TASK REQUIREMENTS – Skip every image and restate the data word for word.

DATA EXTRACT –
↓↓↓
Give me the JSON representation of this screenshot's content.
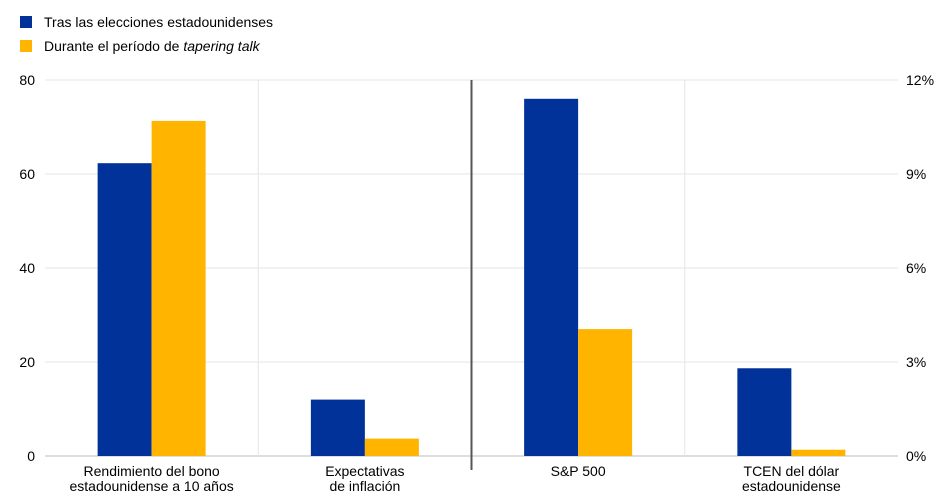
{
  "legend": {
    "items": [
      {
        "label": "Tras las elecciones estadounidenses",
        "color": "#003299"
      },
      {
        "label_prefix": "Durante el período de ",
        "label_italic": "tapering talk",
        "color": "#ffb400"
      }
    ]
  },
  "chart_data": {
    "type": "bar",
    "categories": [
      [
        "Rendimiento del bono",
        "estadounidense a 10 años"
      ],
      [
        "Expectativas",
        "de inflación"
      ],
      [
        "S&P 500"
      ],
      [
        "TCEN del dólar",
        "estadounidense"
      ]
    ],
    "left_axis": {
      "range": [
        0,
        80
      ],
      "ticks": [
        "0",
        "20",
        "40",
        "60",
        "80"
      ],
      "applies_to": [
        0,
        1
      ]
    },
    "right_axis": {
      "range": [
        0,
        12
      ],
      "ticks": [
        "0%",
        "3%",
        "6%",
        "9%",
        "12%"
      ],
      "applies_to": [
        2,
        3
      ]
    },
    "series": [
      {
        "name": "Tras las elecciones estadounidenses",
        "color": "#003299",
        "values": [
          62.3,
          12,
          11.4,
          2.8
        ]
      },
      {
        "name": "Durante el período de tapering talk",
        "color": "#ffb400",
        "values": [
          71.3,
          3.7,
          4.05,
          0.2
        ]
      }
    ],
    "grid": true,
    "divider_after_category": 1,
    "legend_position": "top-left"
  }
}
↑↑↑
TASK ANSWER –
Give me the JSON representation of this screenshot's content.
{
  "legend": {
    "items": [
      {
        "label": "Tras las elecciones estadounidenses",
        "color": "#003299"
      },
      {
        "label_prefix": "Durante el período de ",
        "label_italic": "tapering talk",
        "color": "#ffb400"
      }
    ]
  },
  "chart_data": {
    "type": "bar",
    "categories": [
      [
        "Rendimiento del bono",
        "estadounidense a 10 años"
      ],
      [
        "Expectativas",
        "de inflación"
      ],
      [
        "S&P 500"
      ],
      [
        "TCEN del dólar",
        "estadounidense"
      ]
    ],
    "left_axis": {
      "range": [
        0,
        80
      ],
      "ticks": [
        "0",
        "20",
        "40",
        "60",
        "80"
      ],
      "applies_to": [
        0,
        1
      ]
    },
    "right_axis": {
      "range": [
        0,
        12
      ],
      "ticks": [
        "0%",
        "3%",
        "6%",
        "9%",
        "12%"
      ],
      "applies_to": [
        2,
        3
      ]
    },
    "series": [
      {
        "name": "Tras las elecciones estadounidenses",
        "color": "#003299",
        "values": [
          62.3,
          12,
          11.4,
          2.8
        ]
      },
      {
        "name": "Durante el período de tapering talk",
        "color": "#ffb400",
        "values": [
          71.3,
          3.7,
          4.05,
          0.2
        ]
      }
    ],
    "grid": true,
    "divider_after_category": 1,
    "legend_position": "top-left"
  }
}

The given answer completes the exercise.